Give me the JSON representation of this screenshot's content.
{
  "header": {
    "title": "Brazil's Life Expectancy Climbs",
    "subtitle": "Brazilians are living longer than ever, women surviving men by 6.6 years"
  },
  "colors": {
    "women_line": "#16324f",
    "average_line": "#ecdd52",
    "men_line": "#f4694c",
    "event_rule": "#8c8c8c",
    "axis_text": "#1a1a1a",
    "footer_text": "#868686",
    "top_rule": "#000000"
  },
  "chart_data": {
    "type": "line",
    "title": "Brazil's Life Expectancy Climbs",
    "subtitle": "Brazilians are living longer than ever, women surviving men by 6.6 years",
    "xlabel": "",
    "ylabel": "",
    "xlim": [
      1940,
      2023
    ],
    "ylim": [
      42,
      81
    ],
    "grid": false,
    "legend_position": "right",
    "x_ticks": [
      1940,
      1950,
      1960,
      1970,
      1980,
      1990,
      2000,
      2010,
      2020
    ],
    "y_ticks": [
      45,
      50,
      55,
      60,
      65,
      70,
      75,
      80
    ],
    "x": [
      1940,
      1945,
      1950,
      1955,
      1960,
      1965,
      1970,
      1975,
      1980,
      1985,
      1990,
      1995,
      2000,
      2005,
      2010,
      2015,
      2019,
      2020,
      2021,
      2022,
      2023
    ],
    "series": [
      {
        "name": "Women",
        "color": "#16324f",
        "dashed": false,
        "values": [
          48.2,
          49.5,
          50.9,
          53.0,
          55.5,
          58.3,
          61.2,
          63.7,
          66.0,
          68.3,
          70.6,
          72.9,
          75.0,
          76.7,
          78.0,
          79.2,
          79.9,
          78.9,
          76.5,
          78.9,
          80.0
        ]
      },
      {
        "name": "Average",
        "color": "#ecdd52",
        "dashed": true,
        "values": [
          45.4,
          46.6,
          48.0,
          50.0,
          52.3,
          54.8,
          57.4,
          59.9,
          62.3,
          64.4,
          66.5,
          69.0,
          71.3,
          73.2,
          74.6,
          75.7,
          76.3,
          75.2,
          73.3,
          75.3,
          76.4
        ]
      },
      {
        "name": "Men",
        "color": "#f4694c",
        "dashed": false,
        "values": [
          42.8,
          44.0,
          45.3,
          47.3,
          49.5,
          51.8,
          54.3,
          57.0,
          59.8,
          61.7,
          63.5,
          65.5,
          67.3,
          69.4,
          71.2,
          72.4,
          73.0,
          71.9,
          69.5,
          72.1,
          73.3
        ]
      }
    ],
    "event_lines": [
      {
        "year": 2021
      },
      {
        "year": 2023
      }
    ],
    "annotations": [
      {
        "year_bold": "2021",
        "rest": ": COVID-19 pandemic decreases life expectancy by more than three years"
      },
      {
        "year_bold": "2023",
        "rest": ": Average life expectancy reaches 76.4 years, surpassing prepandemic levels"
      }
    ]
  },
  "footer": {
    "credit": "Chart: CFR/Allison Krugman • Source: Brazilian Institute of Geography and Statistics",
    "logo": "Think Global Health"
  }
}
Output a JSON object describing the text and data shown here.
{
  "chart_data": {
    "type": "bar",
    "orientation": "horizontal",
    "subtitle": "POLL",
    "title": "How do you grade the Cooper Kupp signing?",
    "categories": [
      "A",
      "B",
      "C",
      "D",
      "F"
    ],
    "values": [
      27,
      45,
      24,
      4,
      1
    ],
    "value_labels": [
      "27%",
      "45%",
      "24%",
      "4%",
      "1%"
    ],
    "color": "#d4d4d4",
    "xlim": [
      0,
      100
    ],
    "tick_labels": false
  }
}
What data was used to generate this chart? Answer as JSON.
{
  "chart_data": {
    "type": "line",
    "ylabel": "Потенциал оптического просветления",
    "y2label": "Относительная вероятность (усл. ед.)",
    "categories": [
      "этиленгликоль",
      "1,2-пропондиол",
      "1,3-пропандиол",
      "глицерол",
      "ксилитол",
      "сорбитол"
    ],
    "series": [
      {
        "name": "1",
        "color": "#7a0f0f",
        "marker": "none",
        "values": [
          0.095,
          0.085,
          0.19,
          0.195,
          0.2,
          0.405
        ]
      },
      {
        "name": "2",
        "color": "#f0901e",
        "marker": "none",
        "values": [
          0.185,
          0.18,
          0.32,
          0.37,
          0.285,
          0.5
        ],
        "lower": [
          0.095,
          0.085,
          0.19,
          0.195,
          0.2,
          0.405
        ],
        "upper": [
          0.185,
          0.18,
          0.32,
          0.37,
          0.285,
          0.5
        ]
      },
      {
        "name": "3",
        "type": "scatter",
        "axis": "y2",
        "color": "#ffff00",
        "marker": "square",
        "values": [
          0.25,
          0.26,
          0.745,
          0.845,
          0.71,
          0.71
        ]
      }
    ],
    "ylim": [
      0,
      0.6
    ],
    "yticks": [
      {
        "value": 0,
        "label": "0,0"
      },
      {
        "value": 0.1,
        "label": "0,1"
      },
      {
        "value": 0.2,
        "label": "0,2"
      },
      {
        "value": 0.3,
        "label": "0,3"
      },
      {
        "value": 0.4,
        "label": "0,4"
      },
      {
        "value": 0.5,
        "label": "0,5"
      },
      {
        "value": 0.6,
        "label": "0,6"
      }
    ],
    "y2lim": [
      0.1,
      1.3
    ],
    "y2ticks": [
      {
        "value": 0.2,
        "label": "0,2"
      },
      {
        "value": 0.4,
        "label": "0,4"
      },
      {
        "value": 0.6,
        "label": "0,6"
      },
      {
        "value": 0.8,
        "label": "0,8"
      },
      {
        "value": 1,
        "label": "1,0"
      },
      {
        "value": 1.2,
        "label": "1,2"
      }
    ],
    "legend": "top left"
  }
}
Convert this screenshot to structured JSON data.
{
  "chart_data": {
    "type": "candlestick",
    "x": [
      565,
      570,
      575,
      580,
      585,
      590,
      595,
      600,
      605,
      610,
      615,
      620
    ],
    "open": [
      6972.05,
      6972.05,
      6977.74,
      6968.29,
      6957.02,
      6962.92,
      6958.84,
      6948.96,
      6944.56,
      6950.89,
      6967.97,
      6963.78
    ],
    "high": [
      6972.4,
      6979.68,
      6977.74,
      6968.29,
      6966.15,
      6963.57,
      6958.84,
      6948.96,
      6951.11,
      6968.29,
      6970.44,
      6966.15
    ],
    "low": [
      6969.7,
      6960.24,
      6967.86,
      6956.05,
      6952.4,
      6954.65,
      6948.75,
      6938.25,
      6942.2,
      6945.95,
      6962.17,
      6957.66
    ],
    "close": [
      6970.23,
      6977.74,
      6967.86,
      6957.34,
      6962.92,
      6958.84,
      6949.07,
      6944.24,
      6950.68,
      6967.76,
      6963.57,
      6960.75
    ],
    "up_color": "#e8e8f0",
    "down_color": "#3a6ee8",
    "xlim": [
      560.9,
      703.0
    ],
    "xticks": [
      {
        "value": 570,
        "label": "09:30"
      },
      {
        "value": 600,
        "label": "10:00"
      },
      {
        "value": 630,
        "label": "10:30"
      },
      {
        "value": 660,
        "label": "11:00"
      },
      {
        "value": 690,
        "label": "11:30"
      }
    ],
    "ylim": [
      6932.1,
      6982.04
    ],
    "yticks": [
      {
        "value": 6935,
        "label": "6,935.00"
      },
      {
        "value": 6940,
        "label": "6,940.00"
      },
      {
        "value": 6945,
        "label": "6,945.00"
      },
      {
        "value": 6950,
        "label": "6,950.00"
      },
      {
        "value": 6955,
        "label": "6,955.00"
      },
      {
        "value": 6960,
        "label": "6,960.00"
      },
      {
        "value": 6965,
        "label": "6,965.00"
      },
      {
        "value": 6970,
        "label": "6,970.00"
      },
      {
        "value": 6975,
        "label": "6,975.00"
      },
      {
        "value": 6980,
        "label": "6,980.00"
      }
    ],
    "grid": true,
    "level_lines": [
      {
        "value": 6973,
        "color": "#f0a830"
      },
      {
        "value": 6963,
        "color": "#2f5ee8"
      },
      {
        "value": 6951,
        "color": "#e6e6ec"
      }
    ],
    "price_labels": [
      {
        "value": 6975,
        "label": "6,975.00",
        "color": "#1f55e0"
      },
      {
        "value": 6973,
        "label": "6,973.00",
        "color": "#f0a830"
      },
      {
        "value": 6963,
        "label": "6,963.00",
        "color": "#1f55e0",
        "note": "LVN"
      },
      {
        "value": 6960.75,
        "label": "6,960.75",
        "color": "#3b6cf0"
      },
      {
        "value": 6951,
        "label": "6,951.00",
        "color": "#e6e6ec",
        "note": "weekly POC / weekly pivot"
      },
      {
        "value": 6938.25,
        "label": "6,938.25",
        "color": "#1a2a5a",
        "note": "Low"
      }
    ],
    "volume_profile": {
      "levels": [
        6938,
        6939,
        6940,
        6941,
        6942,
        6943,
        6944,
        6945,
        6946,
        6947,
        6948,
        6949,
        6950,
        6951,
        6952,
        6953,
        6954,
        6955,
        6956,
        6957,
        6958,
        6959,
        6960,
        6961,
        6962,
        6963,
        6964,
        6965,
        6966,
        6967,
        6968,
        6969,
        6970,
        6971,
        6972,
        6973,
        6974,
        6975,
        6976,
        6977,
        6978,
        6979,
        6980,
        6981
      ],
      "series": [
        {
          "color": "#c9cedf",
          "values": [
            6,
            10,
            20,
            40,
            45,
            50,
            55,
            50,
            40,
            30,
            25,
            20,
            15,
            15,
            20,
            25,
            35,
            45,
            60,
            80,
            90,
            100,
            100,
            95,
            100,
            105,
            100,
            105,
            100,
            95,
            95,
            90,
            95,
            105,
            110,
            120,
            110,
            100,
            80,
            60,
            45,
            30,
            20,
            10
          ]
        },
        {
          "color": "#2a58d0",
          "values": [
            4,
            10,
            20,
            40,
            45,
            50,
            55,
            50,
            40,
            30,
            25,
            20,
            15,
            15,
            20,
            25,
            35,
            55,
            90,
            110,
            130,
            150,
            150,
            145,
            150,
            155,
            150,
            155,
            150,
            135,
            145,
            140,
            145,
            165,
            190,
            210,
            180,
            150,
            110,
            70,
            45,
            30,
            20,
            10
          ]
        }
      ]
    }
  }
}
◆ ◆ ◆ ◆
= Task objective =
Identify each line of the material where the word "type" shows up, and copy it.

= Response to the task =
    "type": "line",
    "type": "bar",
    "type": "line",
        "type": "scatter",
    "type": "candlestick",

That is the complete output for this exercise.